Aim
Beginning with the line that holds "OCR this image.", set down each line of the data below through the very last, exactly as given, and nothing beyond that.

Records for this task
········

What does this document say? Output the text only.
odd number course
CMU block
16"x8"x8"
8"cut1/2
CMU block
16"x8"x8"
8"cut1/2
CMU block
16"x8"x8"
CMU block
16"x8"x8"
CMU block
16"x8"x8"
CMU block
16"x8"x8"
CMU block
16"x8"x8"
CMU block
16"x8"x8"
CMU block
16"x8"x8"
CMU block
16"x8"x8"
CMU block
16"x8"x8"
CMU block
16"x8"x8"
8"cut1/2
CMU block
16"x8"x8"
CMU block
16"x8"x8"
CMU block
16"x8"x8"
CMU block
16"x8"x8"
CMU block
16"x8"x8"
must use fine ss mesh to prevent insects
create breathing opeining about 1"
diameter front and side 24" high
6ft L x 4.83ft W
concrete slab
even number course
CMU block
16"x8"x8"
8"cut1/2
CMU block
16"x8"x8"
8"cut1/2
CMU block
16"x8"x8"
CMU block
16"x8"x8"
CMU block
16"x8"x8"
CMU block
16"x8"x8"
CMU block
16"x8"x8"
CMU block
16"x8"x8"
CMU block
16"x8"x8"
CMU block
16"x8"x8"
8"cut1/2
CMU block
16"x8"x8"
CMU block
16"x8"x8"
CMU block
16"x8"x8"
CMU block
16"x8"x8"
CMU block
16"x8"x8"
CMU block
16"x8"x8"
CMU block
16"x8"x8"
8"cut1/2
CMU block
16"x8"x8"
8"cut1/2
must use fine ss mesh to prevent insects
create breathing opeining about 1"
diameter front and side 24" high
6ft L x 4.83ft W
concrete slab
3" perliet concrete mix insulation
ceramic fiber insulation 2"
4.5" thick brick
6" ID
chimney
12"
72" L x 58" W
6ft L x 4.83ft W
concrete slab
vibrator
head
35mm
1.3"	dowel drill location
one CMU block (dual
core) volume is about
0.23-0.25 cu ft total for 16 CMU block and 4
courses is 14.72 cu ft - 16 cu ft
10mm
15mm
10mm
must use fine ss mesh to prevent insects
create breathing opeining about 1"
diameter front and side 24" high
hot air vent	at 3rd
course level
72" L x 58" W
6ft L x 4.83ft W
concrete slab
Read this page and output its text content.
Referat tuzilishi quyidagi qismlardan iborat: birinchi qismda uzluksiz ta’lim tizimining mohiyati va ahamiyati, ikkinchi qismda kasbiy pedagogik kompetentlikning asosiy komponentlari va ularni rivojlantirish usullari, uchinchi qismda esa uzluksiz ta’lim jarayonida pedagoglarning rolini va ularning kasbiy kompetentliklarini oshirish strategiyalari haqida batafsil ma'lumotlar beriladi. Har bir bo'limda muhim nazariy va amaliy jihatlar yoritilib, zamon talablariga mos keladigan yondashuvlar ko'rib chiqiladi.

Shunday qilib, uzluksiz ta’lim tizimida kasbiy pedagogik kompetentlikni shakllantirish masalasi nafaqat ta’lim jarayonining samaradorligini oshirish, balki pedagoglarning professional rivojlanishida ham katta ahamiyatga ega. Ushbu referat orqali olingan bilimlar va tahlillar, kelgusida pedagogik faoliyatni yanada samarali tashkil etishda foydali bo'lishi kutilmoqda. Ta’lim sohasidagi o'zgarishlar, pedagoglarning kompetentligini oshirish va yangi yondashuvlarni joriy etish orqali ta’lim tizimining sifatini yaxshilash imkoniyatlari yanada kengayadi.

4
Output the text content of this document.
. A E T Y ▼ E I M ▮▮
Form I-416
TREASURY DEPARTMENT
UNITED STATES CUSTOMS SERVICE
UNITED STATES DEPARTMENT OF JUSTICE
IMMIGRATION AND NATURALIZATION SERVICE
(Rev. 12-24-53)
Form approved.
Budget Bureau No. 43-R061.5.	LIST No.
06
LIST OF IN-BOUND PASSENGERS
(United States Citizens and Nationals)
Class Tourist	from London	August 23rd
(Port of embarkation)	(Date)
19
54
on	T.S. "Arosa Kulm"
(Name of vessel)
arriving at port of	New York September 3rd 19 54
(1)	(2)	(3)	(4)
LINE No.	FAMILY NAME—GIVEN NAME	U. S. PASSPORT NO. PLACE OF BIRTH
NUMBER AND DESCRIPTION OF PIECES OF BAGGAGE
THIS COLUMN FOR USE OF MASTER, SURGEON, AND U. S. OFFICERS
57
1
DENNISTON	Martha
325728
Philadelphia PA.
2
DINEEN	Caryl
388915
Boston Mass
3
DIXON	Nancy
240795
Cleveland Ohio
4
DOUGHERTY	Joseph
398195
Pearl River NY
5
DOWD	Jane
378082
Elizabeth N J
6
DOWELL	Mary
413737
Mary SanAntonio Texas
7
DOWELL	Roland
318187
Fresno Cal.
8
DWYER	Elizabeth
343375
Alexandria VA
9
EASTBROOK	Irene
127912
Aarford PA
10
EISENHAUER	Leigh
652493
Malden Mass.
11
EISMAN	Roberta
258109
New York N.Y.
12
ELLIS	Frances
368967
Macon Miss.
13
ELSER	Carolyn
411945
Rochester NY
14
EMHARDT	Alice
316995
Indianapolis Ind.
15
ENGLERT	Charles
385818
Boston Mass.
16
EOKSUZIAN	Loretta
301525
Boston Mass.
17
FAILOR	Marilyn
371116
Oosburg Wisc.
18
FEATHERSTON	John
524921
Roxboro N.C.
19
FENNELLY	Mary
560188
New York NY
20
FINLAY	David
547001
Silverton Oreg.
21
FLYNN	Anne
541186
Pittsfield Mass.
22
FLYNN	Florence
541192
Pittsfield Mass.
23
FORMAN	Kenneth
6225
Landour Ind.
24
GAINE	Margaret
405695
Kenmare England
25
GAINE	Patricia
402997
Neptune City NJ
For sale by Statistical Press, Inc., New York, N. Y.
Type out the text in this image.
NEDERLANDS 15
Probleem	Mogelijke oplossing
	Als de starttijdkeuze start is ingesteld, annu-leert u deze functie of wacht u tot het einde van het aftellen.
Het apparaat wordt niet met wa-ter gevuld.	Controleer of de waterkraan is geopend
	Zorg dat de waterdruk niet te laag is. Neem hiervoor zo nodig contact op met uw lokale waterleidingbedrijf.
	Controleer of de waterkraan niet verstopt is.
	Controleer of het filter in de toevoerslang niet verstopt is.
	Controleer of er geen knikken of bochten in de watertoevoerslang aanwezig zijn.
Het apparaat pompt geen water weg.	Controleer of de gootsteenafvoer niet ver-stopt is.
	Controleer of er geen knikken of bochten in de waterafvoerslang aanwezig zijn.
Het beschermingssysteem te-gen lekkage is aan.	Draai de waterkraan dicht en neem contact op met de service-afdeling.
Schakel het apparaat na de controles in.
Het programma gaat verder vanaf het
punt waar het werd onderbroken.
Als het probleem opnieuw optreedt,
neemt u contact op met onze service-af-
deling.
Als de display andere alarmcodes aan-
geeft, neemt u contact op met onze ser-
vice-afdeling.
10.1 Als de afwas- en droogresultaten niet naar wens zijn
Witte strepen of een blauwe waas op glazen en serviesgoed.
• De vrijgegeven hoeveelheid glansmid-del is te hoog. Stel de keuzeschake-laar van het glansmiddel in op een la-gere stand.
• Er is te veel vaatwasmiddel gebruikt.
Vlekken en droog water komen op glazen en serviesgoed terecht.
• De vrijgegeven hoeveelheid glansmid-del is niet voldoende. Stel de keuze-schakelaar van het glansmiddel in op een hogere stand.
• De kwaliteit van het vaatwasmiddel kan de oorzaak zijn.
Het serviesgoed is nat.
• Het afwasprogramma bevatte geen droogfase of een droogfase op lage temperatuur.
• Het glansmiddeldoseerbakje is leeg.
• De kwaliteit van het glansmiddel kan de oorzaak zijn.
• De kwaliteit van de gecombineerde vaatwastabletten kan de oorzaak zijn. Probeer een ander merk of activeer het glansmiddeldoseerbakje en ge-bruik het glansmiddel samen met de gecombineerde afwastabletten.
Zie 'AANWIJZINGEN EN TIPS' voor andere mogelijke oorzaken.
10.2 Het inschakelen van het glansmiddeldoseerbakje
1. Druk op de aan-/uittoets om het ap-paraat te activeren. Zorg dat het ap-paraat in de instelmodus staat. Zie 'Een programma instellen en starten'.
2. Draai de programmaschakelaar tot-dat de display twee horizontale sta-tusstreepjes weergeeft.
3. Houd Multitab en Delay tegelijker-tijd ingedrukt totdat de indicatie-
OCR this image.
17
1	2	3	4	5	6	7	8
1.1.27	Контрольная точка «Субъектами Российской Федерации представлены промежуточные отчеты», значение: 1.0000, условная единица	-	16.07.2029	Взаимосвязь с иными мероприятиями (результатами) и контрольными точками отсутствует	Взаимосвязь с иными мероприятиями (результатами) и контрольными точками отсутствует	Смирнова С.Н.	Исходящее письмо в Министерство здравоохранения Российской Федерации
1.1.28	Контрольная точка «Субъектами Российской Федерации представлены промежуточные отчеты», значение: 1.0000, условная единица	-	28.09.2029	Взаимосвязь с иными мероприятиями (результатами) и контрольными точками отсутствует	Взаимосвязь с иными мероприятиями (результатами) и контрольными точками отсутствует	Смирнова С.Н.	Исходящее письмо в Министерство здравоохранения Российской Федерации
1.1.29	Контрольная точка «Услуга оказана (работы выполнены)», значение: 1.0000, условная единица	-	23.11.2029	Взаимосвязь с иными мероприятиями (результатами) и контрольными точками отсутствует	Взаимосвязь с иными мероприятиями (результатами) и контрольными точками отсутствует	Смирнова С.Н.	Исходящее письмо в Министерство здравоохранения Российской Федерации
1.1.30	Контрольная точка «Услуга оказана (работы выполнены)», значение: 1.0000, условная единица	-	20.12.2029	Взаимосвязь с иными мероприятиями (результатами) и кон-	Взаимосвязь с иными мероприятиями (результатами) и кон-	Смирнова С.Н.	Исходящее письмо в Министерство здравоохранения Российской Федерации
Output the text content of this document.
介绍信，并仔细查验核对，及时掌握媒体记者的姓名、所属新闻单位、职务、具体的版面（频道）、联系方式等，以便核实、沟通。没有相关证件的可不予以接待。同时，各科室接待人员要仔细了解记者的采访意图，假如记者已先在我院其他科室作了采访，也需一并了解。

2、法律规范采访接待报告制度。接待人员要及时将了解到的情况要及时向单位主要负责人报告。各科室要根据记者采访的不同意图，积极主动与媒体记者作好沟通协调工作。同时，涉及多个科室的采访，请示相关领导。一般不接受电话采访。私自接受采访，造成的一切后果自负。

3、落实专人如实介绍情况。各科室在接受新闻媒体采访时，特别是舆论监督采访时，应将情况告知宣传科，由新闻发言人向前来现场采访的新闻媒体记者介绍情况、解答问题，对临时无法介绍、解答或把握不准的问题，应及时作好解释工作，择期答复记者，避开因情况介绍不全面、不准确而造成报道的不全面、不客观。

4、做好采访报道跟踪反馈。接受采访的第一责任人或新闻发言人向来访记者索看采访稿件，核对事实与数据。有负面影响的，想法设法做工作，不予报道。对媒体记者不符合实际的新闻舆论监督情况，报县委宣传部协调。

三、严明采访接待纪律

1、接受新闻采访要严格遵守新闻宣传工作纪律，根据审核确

········

Expected output
OCR this image.
17
1	2	3	4	5	6	7	8
1.1.27	Контрольная точка «Субъектами Российской Федерации представлены промежуточные отчеты», значение: 1.0000, условная единица	-	16.07.2029	Взаимосвязь с иными мероприятиями (результатами) и контрольными точками отсутствует	Взаимосвязь с иными мероприятиями (результатами) и контрольными точками отсутствует	Смирнова С.Н.	Исходящее письмо в Министерство здравоохранения Российской Федерации
1.1.28	Контрольная точка «Субъектами Российской Федерации представлены промежуточные отчеты», значение: 1.0000, условная единица	-	28.09.2029	Взаимосвязь с иными мероприятиями (результатами) и контрольными точками отсутствует	Взаимосвязь с иными мероприятиями (результатами) и контрольными точками отсутствует	Смирнова С.Н.	Исходящее письмо в Министерство здравоохранения Российской Федерации
1.1.29	Контрольная точка «Услуга оказана (работы выполнены)», значение: 1.0000, условная единица	-	23.11.2029	Взаимосвязь с иными мероприятиями (результатами) и контрольными точками отсутствует	Взаимосвязь с иными мероприятиями (результатами) и контрольными точками отсутствует	Смирнова С.Н.	Исходящее письмо в Министерство здравоохранения Российской Федерации
1.1.30	Контрольная точка «Услуга оказана (работы выполнены)», значение: 1.0000, условная единица	-	20.12.2029	Взаимосвязь с иными мероприятиями (результатами) и кон-	Взаимосвязь с иными мероприятиями (результатами) и кон-	Смирнова С.Н.	Исходящее письмо в Министерство здравоохранения Российской Федерации
Output the text content of this document.
介绍信，并仔细查验核对，及时掌握媒体记者的姓名、所属新闻单位、职务、具体的版面（频道）、联系方式等，以便核实、沟通。没有相关证件的可不予以接待。同时，各科室接待人员要仔细了解记者的采访意图，假如记者已先在我院其他科室作了采访，也需一并了解。

2、法律规范采访接待报告制度。接待人员要及时将了解到的情况要及时向单位主要负责人报告。各科室要根据记者采访的不同意图，积极主动与媒体记者作好沟通协调工作。同时，涉及多个科室的采访，请示相关领导。一般不接受电话采访。私自接受采访，造成的一切后果自负。

3、落实专人如实介绍情况。各科室在接受新闻媒体采访时，特别是舆论监督采访时，应将情况告知宣传科，由新闻发言人向前来现场采访的新闻媒体记者介绍情况、解答问题，对临时无法介绍、解答或把握不准的问题，应及时作好解释工作，择期答复记者，避开因情况介绍不全面、不准确而造成报道的不全面、不客观。

4、做好采访报道跟踪反馈。接受采访的第一责任人或新闻发言人向来访记者索看采访稿件，核对事实与数据。有负面影响的，想法设法做工作，不予报道。对媒体记者不符合实际的新闻舆论监督情况，报县委宣传部协调。

三、严明采访接待纪律

1、接受新闻采访要严格遵守新闻宣传工作纪律，根据审核确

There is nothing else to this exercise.